**WRITTEN INSTRUCTION:** Repeat the whole listing exactly.
....
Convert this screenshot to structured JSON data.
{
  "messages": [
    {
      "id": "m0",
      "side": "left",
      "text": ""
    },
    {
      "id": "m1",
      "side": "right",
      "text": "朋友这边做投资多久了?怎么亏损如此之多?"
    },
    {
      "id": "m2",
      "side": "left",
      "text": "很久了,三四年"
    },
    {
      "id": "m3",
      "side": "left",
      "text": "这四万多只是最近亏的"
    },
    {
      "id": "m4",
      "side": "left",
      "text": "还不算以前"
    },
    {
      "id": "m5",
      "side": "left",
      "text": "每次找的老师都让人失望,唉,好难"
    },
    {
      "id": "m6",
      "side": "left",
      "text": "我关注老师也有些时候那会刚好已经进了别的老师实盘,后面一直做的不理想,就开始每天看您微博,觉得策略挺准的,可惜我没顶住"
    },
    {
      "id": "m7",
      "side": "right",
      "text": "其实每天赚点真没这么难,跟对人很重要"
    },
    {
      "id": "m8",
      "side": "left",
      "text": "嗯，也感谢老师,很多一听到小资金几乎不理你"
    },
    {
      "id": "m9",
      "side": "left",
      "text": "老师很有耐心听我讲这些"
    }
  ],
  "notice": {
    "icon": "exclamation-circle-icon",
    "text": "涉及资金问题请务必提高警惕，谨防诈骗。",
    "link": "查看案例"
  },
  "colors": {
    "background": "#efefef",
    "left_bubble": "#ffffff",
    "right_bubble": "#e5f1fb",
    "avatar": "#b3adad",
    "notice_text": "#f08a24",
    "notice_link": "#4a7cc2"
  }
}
....
**FINAL RESULT:**
Convert this screenshot to structured JSON data.
{
  "messages": [
    {
      "id": "m0",
      "side": "left",
      "text": ""
    },
    {
      "id": "m1",
      "side": "right",
      "text": "朋友这边做投资多久了?怎么亏损如此之多?"
    },
    {
      "id": "m2",
      "side": "left",
      "text": "很久了,三四年"
    },
    {
      "id": "m3",
      "side": "left",
      "text": "这四万多只是最近亏的"
    },
    {
      "id": "m4",
      "side": "left",
      "text": "还不算以前"
    },
    {
      "id": "m5",
      "side": "left",
      "text": "每次找的老师都让人失望,唉,好难"
    },
    {
      "id": "m6",
      "side": "left",
      "text": "我关注老师也有些时候那会刚好已经进了别的老师实盘,后面一直做的不理想,就开始每天看您微博,觉得策略挺准的,可惜我没顶住"
    },
    {
      "id": "m7",
      "side": "right",
      "text": "其实每天赚点真没这么难,跟对人很重要"
    },
    {
      "id": "m8",
      "side": "left",
      "text": "嗯，也感谢老师,很多一听到小资金几乎不理你"
    },
    {
      "id": "m9",
      "side": "left",
      "text": "老师很有耐心听我讲这些"
    }
  ],
  "notice": {
    "icon": "exclamation-circle-icon",
    "text": "涉及资金问题请务必提高警惕，谨防诈骗。",
    "link": "查看案例"
  },
  "colors": {
    "background": "#efefef",
    "left_bubble": "#ffffff",
    "right_bubble": "#e5f1fb",
    "avatar": "#b3adad",
    "notice_text": "#f08a24",
    "notice_link": "#4a7cc2"
  }
}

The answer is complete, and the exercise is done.